## WORK TO BE COMPLETED
Extract and list every line that contains the word "COPPA".

## WORKING DATA
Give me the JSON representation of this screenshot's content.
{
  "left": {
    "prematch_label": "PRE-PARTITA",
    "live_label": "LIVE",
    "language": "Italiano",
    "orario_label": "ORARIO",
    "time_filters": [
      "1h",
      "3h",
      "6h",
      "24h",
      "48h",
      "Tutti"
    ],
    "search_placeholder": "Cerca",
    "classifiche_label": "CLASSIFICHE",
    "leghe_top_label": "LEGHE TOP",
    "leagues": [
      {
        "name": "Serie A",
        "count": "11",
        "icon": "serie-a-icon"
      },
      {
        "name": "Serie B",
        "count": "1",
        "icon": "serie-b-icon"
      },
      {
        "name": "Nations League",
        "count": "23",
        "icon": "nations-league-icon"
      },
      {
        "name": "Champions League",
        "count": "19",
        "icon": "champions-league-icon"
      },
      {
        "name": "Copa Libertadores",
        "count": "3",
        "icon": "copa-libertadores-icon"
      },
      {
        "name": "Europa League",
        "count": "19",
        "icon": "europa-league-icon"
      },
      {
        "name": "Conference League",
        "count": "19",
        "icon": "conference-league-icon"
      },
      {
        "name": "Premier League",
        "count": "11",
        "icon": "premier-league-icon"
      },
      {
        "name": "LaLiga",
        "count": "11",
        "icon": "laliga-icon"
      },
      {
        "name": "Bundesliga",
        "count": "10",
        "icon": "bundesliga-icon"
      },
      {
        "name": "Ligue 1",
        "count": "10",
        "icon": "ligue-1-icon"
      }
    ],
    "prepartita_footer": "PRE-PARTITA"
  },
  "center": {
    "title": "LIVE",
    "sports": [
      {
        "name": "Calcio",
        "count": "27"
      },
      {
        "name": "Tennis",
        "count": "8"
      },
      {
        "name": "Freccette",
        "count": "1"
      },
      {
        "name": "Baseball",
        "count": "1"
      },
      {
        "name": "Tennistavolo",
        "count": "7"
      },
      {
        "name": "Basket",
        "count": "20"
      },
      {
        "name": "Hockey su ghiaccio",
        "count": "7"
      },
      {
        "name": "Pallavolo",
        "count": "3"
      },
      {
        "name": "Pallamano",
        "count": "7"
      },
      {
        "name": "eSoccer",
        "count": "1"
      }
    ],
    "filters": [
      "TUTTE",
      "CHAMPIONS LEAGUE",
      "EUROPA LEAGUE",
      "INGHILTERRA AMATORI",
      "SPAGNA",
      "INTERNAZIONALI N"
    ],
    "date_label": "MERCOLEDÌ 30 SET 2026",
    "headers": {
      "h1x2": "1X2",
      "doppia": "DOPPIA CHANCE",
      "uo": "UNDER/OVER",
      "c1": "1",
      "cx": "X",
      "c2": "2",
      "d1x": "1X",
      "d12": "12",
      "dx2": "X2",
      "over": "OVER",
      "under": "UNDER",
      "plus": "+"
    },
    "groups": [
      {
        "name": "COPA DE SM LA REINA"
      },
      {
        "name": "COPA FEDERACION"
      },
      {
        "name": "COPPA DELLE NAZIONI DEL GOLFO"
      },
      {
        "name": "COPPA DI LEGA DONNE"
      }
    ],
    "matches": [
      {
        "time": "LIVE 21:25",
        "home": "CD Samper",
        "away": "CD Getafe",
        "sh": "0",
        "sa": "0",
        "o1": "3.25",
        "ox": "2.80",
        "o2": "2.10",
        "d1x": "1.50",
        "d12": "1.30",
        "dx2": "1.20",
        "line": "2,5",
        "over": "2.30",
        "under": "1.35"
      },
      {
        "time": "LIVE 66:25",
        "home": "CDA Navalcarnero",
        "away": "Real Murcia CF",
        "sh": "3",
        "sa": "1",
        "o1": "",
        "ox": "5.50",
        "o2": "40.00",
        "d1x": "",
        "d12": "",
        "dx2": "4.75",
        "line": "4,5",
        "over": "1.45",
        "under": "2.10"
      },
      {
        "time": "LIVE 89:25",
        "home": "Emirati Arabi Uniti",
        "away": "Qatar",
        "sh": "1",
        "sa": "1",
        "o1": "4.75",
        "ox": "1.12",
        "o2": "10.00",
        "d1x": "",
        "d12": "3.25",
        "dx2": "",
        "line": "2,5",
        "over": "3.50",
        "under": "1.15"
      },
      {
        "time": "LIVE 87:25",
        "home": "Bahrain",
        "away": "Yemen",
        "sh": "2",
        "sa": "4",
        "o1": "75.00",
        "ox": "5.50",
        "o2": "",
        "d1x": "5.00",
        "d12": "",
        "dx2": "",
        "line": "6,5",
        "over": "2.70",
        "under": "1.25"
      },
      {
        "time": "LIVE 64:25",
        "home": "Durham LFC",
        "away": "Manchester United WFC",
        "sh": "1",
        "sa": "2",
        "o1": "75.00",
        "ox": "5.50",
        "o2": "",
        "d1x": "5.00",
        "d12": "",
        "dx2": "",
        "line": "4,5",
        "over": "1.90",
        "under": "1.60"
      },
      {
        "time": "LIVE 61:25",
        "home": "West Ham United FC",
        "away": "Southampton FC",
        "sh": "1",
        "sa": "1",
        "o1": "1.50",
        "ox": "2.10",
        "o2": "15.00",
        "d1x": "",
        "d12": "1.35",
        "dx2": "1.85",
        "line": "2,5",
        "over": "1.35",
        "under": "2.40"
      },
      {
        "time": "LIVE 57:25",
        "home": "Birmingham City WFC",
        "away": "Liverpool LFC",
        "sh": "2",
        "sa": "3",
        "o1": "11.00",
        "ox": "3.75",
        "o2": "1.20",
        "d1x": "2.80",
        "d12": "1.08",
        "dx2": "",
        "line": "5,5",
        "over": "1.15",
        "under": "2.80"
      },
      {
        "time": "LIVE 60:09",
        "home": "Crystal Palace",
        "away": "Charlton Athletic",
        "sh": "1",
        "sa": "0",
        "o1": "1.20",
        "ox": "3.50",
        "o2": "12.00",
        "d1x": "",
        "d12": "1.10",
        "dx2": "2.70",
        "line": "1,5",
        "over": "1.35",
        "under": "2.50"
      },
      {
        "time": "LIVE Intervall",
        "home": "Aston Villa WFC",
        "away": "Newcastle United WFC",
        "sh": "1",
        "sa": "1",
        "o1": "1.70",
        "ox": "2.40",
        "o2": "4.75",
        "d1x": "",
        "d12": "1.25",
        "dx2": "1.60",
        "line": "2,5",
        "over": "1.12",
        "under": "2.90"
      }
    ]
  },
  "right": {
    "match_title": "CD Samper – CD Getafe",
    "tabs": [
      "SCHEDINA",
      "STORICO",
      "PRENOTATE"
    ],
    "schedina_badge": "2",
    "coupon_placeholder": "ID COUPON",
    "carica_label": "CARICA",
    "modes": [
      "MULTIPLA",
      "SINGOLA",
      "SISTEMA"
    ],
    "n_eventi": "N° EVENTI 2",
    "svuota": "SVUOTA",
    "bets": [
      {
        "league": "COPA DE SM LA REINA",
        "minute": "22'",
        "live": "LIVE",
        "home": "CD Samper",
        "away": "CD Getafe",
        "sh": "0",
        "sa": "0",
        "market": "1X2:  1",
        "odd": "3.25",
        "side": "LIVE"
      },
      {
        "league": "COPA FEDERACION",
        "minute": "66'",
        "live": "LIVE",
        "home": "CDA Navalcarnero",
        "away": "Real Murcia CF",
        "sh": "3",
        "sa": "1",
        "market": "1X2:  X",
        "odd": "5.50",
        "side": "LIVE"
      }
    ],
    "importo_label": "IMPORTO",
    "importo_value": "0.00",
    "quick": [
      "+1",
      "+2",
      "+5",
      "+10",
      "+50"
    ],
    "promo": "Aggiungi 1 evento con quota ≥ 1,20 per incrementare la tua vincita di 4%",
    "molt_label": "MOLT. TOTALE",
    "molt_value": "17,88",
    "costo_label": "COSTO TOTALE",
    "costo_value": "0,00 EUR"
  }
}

## FINAL ANSWER
        "name": "COPPA DELLE NAZIONI DEL GOLFO"
        "name": "COPPA DI LEGA DONNE"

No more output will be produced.